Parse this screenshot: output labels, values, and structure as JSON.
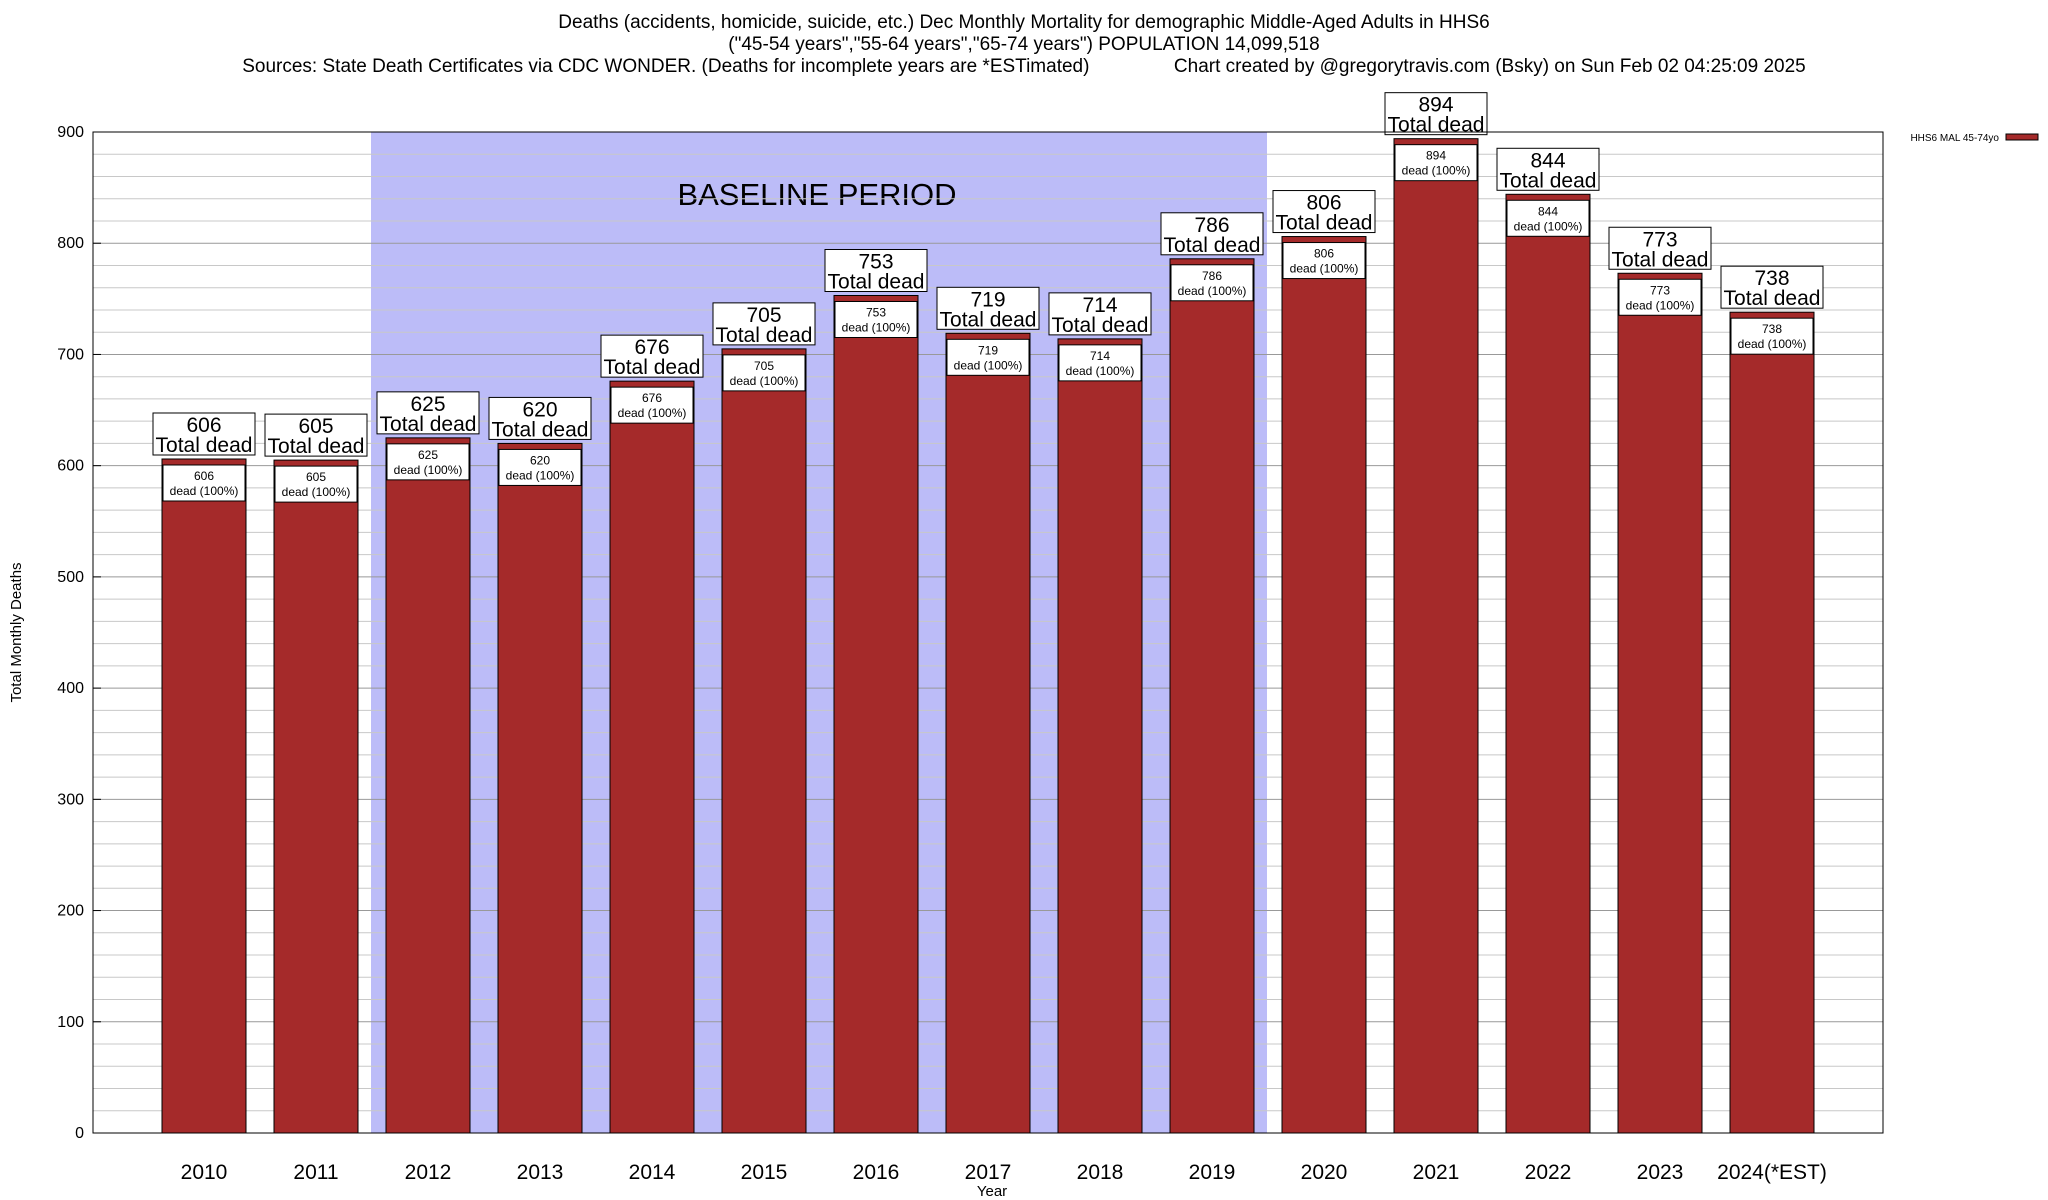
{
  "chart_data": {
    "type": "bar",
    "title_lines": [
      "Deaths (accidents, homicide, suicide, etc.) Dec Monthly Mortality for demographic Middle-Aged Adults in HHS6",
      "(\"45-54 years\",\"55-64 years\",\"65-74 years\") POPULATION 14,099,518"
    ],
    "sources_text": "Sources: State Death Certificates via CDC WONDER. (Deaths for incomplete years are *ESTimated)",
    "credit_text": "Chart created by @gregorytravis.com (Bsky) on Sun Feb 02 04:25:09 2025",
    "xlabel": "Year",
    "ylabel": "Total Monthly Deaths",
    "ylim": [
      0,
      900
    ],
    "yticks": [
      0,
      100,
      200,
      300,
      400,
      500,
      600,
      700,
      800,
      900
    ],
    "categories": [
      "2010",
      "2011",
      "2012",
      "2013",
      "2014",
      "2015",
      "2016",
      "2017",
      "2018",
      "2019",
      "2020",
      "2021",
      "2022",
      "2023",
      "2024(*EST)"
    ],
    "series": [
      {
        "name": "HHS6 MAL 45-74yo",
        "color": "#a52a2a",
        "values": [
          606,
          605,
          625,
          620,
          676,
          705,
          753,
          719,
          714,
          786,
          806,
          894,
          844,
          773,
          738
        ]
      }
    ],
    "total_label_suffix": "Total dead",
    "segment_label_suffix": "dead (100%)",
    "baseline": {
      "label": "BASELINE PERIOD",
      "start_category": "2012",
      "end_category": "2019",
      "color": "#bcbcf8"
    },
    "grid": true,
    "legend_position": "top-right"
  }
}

What to produce: Report all lines of the data that include the word "dead".

Task response:
    "total_label_suffix": "Total dead",
    "segment_label_suffix": "dead (100%)",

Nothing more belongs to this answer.